Find how many lines hold the word "their" and give that number only.

(Raw records)
※

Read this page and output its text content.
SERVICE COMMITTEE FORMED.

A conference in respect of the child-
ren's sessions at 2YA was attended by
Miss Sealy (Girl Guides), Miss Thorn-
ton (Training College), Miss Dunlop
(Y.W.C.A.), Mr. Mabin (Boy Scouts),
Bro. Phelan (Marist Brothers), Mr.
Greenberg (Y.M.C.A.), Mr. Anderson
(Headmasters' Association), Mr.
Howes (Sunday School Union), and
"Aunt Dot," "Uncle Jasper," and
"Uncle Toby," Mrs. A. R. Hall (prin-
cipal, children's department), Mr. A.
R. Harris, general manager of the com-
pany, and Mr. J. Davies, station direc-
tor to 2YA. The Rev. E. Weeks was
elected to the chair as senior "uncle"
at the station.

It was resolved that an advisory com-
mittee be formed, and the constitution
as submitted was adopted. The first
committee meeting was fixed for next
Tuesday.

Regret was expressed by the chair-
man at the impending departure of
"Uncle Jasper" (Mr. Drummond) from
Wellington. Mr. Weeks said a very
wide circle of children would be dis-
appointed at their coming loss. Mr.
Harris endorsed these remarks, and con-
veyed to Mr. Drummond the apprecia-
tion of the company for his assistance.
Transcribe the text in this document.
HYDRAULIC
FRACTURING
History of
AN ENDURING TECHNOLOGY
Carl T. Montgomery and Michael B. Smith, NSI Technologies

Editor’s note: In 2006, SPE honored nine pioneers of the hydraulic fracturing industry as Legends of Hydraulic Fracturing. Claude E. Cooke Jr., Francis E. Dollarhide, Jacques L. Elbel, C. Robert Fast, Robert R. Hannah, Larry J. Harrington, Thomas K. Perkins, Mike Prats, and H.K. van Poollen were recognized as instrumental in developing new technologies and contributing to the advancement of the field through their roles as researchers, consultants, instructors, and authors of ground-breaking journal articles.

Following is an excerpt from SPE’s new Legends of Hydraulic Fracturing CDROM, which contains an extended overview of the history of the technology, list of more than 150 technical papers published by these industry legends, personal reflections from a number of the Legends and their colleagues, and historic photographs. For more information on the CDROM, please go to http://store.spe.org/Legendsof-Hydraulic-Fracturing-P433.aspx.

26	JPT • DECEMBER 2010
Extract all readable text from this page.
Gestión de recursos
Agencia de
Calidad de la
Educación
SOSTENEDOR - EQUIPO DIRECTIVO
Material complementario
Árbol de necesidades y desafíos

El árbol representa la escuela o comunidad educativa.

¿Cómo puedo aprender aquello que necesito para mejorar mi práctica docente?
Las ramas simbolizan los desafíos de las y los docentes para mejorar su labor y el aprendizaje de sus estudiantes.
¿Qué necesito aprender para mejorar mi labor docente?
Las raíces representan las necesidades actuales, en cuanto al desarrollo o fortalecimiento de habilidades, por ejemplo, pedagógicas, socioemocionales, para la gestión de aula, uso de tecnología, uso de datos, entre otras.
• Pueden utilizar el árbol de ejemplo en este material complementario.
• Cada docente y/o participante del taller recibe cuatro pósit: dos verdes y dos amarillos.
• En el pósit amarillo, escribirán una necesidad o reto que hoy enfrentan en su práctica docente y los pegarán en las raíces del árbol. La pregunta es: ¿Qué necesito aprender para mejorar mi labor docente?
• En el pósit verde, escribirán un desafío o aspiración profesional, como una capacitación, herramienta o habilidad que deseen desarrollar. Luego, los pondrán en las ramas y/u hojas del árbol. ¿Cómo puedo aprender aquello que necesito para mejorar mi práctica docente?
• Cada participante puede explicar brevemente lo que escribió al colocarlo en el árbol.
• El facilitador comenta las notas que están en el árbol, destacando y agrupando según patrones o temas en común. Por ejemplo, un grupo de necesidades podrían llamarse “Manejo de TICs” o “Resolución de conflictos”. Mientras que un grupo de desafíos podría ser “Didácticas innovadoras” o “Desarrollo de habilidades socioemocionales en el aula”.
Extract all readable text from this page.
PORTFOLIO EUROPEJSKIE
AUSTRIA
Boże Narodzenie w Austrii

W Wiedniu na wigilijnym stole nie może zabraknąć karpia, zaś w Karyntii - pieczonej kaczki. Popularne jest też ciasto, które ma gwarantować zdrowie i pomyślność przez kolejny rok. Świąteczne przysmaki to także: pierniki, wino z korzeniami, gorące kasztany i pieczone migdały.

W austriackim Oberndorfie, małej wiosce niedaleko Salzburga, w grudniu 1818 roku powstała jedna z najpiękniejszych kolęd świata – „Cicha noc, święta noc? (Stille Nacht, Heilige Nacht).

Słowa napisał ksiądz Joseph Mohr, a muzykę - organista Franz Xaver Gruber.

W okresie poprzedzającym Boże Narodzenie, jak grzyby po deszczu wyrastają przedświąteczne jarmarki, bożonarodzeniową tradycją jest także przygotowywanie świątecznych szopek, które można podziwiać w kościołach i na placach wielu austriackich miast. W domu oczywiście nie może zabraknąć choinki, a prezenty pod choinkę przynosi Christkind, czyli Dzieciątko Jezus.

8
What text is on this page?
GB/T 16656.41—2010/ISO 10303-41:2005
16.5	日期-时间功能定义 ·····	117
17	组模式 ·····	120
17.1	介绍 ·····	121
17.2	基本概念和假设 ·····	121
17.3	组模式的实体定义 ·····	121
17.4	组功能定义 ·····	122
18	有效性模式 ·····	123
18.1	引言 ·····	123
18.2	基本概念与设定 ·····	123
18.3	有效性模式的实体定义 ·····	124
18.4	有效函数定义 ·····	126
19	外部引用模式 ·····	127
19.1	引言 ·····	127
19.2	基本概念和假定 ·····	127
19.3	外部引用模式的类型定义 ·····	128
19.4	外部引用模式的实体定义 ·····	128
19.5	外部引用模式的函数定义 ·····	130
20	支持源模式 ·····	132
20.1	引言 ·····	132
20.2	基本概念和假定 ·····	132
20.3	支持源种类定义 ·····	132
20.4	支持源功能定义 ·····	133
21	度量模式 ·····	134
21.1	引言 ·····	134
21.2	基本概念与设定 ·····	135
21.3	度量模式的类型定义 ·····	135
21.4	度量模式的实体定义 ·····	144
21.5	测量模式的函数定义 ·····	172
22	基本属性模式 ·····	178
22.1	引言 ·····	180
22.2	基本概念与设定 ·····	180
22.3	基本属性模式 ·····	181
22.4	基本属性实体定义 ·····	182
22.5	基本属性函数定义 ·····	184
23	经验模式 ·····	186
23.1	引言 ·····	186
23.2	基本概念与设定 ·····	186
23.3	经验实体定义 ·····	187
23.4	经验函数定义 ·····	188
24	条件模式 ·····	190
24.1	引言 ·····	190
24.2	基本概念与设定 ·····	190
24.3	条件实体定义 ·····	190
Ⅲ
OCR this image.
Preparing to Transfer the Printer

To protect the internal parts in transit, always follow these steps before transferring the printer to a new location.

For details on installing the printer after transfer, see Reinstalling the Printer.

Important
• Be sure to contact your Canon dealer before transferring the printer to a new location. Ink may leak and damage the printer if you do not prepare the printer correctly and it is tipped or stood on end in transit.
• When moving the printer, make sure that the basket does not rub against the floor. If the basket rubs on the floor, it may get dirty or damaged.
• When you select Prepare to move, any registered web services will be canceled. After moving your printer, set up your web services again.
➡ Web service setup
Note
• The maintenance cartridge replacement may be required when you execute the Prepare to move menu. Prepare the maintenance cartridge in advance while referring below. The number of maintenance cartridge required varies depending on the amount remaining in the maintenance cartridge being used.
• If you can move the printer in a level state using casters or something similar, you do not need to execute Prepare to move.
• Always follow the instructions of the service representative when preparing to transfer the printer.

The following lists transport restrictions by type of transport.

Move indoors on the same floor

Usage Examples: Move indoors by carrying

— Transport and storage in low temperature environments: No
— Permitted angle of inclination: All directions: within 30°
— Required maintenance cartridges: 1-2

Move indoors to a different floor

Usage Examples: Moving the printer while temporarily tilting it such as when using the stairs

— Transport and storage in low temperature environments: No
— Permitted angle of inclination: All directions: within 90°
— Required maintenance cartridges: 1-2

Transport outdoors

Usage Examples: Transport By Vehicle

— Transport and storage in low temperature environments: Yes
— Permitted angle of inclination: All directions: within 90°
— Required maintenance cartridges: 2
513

※

--- SOLUTION TO THIS PROBLEM ---
3